#### SOURCE MATERIAL:

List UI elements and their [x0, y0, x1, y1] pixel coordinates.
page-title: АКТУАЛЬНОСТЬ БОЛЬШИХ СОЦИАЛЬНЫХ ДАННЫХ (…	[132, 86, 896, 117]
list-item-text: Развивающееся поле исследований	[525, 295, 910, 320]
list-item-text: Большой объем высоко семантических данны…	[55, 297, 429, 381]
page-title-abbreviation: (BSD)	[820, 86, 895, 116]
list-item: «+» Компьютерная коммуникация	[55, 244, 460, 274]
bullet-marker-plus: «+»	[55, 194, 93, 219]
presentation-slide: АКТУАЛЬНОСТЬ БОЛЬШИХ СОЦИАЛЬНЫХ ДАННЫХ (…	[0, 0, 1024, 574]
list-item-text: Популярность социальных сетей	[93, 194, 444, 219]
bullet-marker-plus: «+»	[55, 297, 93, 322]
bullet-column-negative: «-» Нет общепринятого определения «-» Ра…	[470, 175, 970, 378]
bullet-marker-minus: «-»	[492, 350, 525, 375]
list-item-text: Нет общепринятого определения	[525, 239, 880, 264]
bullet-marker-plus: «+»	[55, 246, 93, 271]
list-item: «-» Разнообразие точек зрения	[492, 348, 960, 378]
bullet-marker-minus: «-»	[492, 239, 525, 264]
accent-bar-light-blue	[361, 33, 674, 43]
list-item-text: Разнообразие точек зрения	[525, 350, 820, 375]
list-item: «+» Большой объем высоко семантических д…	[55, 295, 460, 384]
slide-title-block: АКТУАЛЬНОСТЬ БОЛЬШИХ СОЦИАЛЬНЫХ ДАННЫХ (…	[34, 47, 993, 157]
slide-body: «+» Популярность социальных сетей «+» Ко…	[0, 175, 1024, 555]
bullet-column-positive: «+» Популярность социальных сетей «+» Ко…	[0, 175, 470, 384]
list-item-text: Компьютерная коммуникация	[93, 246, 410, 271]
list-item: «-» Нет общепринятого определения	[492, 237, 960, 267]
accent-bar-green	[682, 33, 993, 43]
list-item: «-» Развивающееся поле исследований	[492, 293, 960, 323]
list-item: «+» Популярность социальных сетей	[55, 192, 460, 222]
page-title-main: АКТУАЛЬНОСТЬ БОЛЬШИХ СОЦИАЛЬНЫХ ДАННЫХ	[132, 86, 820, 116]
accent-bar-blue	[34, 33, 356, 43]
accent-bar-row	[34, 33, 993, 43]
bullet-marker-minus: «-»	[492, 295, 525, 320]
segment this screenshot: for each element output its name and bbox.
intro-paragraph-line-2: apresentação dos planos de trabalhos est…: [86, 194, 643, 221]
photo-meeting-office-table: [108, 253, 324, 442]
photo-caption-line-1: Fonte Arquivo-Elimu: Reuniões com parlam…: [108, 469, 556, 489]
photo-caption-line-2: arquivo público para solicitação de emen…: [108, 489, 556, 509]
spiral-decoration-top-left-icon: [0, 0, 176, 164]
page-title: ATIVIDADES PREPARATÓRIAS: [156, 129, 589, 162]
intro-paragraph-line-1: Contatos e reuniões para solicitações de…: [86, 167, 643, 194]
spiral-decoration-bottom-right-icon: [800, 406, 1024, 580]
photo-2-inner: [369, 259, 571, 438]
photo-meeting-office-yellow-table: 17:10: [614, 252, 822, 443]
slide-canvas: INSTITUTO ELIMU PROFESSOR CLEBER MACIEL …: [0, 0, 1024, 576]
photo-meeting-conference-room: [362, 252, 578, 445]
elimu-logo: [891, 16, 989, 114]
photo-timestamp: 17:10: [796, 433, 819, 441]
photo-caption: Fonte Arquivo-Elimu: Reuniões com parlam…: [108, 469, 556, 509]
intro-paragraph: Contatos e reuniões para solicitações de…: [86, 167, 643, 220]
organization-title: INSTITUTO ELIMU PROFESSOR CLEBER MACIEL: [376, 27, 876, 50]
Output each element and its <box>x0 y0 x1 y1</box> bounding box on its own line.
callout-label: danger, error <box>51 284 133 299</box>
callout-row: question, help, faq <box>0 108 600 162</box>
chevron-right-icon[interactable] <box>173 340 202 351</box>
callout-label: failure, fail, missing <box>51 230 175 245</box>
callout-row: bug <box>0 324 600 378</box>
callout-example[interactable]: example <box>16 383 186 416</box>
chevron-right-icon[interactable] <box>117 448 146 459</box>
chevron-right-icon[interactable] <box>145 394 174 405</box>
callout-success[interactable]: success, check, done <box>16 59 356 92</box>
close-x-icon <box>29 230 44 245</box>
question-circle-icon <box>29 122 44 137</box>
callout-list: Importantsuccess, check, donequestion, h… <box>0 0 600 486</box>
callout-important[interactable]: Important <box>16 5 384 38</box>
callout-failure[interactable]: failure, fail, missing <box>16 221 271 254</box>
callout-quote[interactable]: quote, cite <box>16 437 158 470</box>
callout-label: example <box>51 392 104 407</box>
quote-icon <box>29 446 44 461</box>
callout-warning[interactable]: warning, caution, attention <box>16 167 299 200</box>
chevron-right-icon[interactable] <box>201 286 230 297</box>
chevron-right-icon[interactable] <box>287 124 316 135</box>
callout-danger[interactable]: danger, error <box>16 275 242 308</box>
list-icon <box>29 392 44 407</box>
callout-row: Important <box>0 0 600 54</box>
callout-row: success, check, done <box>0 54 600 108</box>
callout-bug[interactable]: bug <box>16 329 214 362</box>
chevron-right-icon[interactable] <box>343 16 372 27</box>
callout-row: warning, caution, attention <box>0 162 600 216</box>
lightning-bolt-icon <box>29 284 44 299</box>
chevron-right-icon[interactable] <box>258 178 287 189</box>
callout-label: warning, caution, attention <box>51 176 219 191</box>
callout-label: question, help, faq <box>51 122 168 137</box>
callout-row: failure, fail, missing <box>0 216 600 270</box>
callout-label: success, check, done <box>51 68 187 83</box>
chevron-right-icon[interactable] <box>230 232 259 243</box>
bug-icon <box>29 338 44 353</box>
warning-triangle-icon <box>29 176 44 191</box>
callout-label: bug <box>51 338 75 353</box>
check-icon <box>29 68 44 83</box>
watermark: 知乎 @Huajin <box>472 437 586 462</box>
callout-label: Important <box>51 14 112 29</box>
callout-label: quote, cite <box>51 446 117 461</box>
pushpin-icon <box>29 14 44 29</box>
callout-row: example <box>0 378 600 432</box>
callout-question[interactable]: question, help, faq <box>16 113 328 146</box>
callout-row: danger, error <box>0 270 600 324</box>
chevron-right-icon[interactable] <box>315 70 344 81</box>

#### SET PROBLEM:
Can you rewrite the lines above with "callout-label" changed to "callout-title" wherever it occurs and everything else kept the same?

#### EXERCISE ANSWER:
List UI elements and their [x0, y0, x1, y1] pixel coordinates.
page-title: АКТУАЛЬНОСТЬ БОЛЬШИХ СОЦИАЛЬНЫХ ДАННЫХ (…	[132, 86, 896, 117]
list-item-text: Развивающееся поле исследований	[525, 295, 910, 320]
list-item-text: Большой объем высоко семантических данны…	[55, 297, 429, 381]
page-title-abbreviation: (BSD)	[820, 86, 895, 116]
list-item: «+» Компьютерная коммуникация	[55, 244, 460, 274]
bullet-marker-plus: «+»	[55, 194, 93, 219]
presentation-slide: АКТУАЛЬНОСТЬ БОЛЬШИХ СОЦИАЛЬНЫХ ДАННЫХ (…	[0, 0, 1024, 574]
list-item-text: Популярность социальных сетей	[93, 194, 444, 219]
bullet-marker-plus: «+»	[55, 297, 93, 322]
bullet-column-negative: «-» Нет общепринятого определения «-» Ра…	[470, 175, 970, 378]
bullet-marker-minus: «-»	[492, 350, 525, 375]
list-item-text: Нет общепринятого определения	[525, 239, 880, 264]
bullet-marker-plus: «+»	[55, 246, 93, 271]
list-item: «-» Разнообразие точек зрения	[492, 348, 960, 378]
bullet-marker-minus: «-»	[492, 239, 525, 264]
accent-bar-light-blue	[361, 33, 674, 43]
list-item-text: Разнообразие точек зрения	[525, 350, 820, 375]
list-item: «+» Большой объем высоко семантических д…	[55, 295, 460, 384]
slide-title-block: АКТУАЛЬНОСТЬ БОЛЬШИХ СОЦИАЛЬНЫХ ДАННЫХ (…	[34, 47, 993, 157]
slide-body: «+» Популярность социальных сетей «+» Ко…	[0, 175, 1024, 555]
bullet-column-positive: «+» Популярность социальных сетей «+» Ко…	[0, 175, 470, 384]
list-item-text: Компьютерная коммуникация	[93, 246, 410, 271]
list-item: «-» Нет общепринятого определения	[492, 237, 960, 267]
accent-bar-green	[682, 33, 993, 43]
list-item: «-» Развивающееся поле исследований	[492, 293, 960, 323]
list-item: «+» Популярность социальных сетей	[55, 192, 460, 222]
page-title-main: АКТУАЛЬНОСТЬ БОЛЬШИХ СОЦИАЛЬНЫХ ДАННЫХ	[132, 86, 820, 116]
accent-bar-blue	[34, 33, 356, 43]
accent-bar-row	[34, 33, 993, 43]
bullet-marker-minus: «-»	[492, 295, 525, 320]
segment this screenshot: for each element output its name and bbox.
intro-paragraph-line-2: apresentação dos planos de trabalhos est…: [86, 194, 643, 221]
photo-meeting-office-table: [108, 253, 324, 442]
photo-caption-line-1: Fonte Arquivo-Elimu: Reuniões com parlam…: [108, 469, 556, 489]
photo-caption-line-2: arquivo público para solicitação de emen…: [108, 489, 556, 509]
spiral-decoration-top-left-icon: [0, 0, 176, 164]
page-title: ATIVIDADES PREPARATÓRIAS: [156, 129, 589, 162]
intro-paragraph-line-1: Contatos e reuniões para solicitações de…: [86, 167, 643, 194]
spiral-decoration-bottom-right-icon: [800, 406, 1024, 580]
photo-2-inner: [369, 259, 571, 438]
photo-meeting-office-yellow-table: 17:10: [614, 252, 822, 443]
slide-canvas: INSTITUTO ELIMU PROFESSOR CLEBER MACIEL …: [0, 0, 1024, 576]
photo-meeting-conference-room: [362, 252, 578, 445]
elimu-logo: [891, 16, 989, 114]
photo-timestamp: 17:10: [796, 433, 819, 441]
photo-caption: Fonte Arquivo-Elimu: Reuniões com parlam…: [108, 469, 556, 509]
intro-paragraph: Contatos e reuniões para solicitações de…: [86, 167, 643, 220]
organization-title: INSTITUTO ELIMU PROFESSOR CLEBER MACIEL: [376, 27, 876, 50]
Output each element and its <box>x0 y0 x1 y1</box> bounding box on its own line.
callout-title: danger, error <box>51 284 133 299</box>
callout-row: question, help, faq <box>0 108 600 162</box>
chevron-right-icon[interactable] <box>173 340 202 351</box>
callout-title: failure, fail, missing <box>51 230 175 245</box>
callout-row: bug <box>0 324 600 378</box>
callout-example[interactable]: example <box>16 383 186 416</box>
chevron-right-icon[interactable] <box>117 448 146 459</box>
chevron-right-icon[interactable] <box>145 394 174 405</box>
callout-success[interactable]: success, check, done <box>16 59 356 92</box>
close-x-icon <box>29 230 44 245</box>
question-circle-icon <box>29 122 44 137</box>
callout-list: Importantsuccess, check, donequestion, h… <box>0 0 600 486</box>
callout-important[interactable]: Important <box>16 5 384 38</box>
callout-failure[interactable]: failure, fail, missing <box>16 221 271 254</box>
callout-quote[interactable]: quote, cite <box>16 437 158 470</box>
callout-title: example <box>51 392 104 407</box>
quote-icon <box>29 446 44 461</box>
callout-warning[interactable]: warning, caution, attention <box>16 167 299 200</box>
chevron-right-icon[interactable] <box>201 286 230 297</box>
chevron-right-icon[interactable] <box>287 124 316 135</box>
callout-danger[interactable]: danger, error <box>16 275 242 308</box>
list-icon <box>29 392 44 407</box>
callout-row: Important <box>0 0 600 54</box>
callout-row: success, check, done <box>0 54 600 108</box>
callout-bug[interactable]: bug <box>16 329 214 362</box>
chevron-right-icon[interactable] <box>343 16 372 27</box>
callout-row: warning, caution, attention <box>0 162 600 216</box>
lightning-bolt-icon <box>29 284 44 299</box>
chevron-right-icon[interactable] <box>258 178 287 189</box>
callout-title: warning, caution, attention <box>51 176 219 191</box>
callout-title: question, help, faq <box>51 122 168 137</box>
callout-row: failure, fail, missing <box>0 216 600 270</box>
callout-title: success, check, done <box>51 68 187 83</box>
chevron-right-icon[interactable] <box>230 232 259 243</box>
bug-icon <box>29 338 44 353</box>
warning-triangle-icon <box>29 176 44 191</box>
callout-title: bug <box>51 338 75 353</box>
check-icon <box>29 68 44 83</box>
watermark: 知乎 @Huajin <box>472 437 586 462</box>
callout-title: Important <box>51 14 112 29</box>
callout-title: quote, cite <box>51 446 117 461</box>
pushpin-icon <box>29 14 44 29</box>
callout-row: example <box>0 378 600 432</box>
callout-question[interactable]: question, help, faq <box>16 113 328 146</box>
callout-row: danger, error <box>0 270 600 324</box>
chevron-right-icon[interactable] <box>315 70 344 81</box>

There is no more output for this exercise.